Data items
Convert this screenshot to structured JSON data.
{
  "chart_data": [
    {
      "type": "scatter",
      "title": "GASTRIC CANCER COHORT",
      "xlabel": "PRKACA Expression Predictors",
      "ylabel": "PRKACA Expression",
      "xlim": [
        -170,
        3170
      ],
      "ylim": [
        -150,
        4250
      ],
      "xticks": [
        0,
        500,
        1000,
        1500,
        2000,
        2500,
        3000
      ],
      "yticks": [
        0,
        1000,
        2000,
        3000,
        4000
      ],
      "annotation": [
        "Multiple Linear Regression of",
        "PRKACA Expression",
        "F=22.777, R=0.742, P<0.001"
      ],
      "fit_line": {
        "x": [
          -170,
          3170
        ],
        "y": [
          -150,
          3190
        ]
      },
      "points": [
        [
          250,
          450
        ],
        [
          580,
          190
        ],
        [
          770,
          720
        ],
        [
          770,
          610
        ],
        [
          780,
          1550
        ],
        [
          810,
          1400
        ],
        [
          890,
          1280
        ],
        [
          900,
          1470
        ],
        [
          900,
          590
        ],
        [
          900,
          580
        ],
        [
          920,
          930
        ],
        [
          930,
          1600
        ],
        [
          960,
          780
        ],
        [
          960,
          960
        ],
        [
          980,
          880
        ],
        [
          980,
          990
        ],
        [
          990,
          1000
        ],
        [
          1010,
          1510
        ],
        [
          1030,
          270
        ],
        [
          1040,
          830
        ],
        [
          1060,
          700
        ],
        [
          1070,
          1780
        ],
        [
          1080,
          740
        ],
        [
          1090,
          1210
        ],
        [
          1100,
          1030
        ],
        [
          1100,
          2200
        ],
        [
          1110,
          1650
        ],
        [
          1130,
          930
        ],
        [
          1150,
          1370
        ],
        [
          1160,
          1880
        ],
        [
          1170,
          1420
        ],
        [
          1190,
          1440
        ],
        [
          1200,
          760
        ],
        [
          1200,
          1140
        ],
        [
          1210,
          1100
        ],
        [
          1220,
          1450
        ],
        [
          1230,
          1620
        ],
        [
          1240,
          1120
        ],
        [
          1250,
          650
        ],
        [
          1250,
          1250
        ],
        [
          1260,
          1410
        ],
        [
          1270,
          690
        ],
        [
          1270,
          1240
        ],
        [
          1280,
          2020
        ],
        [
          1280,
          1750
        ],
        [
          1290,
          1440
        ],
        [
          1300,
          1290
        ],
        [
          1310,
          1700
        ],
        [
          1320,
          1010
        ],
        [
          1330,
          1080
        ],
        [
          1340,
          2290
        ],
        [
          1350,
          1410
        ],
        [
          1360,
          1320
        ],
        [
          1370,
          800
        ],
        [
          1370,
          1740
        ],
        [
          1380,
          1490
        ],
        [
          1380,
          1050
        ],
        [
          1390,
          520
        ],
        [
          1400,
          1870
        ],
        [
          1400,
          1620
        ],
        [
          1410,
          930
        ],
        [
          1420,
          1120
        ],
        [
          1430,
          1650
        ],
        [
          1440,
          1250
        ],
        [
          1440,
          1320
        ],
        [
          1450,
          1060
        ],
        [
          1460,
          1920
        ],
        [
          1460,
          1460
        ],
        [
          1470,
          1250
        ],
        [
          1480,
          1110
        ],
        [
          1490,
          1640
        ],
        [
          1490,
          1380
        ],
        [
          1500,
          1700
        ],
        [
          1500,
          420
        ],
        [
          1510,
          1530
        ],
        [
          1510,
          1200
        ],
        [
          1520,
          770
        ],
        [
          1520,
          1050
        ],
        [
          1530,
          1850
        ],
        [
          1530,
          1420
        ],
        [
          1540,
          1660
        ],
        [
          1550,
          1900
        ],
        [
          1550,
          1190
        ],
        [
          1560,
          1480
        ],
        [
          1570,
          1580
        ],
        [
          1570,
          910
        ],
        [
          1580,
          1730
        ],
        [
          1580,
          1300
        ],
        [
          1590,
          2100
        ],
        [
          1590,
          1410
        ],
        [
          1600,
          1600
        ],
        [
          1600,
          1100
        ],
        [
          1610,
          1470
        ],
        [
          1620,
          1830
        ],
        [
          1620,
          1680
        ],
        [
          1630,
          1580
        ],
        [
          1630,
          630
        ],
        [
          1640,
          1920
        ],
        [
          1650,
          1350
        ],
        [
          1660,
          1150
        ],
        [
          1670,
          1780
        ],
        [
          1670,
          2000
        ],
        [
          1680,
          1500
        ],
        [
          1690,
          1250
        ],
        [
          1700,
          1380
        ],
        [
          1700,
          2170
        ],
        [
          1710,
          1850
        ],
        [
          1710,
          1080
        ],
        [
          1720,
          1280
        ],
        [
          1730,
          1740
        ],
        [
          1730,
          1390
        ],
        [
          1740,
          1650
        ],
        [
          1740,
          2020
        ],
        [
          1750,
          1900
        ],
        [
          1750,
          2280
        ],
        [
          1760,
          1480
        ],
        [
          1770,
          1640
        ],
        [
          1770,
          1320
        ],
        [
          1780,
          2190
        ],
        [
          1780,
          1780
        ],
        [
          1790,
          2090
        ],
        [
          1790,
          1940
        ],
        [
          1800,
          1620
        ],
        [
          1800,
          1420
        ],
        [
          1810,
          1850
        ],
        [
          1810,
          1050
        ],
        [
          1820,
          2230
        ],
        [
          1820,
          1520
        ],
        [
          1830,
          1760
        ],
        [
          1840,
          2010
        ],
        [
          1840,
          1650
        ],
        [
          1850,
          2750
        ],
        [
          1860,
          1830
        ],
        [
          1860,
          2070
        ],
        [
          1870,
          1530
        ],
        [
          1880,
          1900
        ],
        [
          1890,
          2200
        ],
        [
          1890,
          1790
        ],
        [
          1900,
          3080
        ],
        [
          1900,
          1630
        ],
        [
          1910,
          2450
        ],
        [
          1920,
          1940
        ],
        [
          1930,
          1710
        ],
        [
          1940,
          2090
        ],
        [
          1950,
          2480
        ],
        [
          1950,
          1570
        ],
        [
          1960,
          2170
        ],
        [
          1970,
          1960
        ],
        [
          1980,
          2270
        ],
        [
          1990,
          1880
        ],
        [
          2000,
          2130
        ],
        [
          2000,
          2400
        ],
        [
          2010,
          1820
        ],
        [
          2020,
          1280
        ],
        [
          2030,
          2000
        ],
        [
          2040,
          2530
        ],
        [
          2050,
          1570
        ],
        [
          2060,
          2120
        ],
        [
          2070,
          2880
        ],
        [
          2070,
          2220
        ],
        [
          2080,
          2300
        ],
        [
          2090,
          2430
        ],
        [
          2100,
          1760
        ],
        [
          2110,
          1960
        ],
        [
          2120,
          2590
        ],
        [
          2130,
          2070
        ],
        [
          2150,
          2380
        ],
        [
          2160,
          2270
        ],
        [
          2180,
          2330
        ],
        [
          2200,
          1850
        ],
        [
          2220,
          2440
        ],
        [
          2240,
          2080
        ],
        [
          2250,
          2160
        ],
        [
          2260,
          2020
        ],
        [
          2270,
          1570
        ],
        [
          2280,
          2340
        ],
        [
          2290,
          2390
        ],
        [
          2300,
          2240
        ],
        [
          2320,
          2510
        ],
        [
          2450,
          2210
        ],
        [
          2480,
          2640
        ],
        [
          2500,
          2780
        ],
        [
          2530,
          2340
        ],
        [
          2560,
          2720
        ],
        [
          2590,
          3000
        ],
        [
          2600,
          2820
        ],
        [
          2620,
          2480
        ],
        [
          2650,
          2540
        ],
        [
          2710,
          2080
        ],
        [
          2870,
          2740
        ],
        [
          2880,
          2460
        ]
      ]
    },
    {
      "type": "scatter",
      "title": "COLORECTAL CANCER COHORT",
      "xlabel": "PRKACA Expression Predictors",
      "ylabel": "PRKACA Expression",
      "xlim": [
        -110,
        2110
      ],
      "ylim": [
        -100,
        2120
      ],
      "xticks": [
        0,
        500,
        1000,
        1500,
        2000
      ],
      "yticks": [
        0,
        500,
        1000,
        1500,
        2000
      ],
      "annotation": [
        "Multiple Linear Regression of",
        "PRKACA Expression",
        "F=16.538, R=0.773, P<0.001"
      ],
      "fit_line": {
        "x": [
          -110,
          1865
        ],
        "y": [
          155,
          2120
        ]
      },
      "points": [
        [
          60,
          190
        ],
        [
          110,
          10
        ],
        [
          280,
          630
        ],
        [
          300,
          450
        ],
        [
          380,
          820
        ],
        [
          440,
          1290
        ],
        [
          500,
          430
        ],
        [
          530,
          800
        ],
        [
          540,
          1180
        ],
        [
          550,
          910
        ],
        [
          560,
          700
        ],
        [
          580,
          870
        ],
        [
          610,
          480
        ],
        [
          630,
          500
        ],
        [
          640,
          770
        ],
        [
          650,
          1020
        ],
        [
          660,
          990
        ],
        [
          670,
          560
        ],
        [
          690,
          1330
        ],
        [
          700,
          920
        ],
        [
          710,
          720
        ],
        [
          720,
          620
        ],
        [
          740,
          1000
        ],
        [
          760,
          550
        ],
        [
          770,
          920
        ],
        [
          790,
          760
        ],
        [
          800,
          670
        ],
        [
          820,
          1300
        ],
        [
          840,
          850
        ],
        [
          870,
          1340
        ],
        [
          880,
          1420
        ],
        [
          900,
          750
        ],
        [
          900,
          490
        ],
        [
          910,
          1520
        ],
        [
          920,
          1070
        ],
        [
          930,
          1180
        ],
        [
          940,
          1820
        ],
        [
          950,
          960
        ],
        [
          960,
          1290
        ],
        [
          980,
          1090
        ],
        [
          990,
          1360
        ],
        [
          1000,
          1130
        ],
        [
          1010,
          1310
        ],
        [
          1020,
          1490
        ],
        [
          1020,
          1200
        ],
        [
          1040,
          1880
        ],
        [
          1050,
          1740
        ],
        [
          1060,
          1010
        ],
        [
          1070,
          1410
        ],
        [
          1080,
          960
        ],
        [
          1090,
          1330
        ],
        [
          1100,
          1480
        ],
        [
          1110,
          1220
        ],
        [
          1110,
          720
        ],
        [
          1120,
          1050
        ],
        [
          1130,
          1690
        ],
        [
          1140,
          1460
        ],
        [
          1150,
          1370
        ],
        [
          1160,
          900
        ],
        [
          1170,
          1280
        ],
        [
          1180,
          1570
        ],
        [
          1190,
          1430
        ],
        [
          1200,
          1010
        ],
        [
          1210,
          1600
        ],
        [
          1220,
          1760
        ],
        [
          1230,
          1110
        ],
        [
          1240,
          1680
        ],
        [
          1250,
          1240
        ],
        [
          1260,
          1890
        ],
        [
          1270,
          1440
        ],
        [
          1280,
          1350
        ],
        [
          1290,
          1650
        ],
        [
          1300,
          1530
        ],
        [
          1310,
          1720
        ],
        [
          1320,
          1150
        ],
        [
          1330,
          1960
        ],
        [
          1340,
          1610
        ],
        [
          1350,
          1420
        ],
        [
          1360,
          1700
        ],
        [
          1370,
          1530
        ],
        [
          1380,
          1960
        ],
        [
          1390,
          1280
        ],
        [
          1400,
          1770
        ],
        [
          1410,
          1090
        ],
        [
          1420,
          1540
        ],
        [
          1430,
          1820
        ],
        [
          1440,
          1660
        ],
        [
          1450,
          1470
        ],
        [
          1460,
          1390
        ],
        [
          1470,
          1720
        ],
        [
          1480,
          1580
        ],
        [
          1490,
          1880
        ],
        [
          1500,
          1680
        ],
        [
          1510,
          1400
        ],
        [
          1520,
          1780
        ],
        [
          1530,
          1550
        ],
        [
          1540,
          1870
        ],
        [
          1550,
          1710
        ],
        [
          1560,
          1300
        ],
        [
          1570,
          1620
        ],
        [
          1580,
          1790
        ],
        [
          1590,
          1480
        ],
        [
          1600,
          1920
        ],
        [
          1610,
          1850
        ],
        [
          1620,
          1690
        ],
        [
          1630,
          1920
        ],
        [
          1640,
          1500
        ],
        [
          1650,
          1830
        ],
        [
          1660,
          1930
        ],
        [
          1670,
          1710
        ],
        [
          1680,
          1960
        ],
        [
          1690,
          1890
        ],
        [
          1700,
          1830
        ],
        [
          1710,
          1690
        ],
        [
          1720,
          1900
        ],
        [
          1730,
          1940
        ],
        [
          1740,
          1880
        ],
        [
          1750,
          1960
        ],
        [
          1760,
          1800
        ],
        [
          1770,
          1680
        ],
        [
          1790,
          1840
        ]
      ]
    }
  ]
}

- WRITTEN INSTRUCTION:
In the listing above, find the lines holding the word "title" and copy them.

- TASK OUTPUT:
      "title": "GASTRIC CANCER COHORT",
      "title": "COLORECTAL CANCER COHORT",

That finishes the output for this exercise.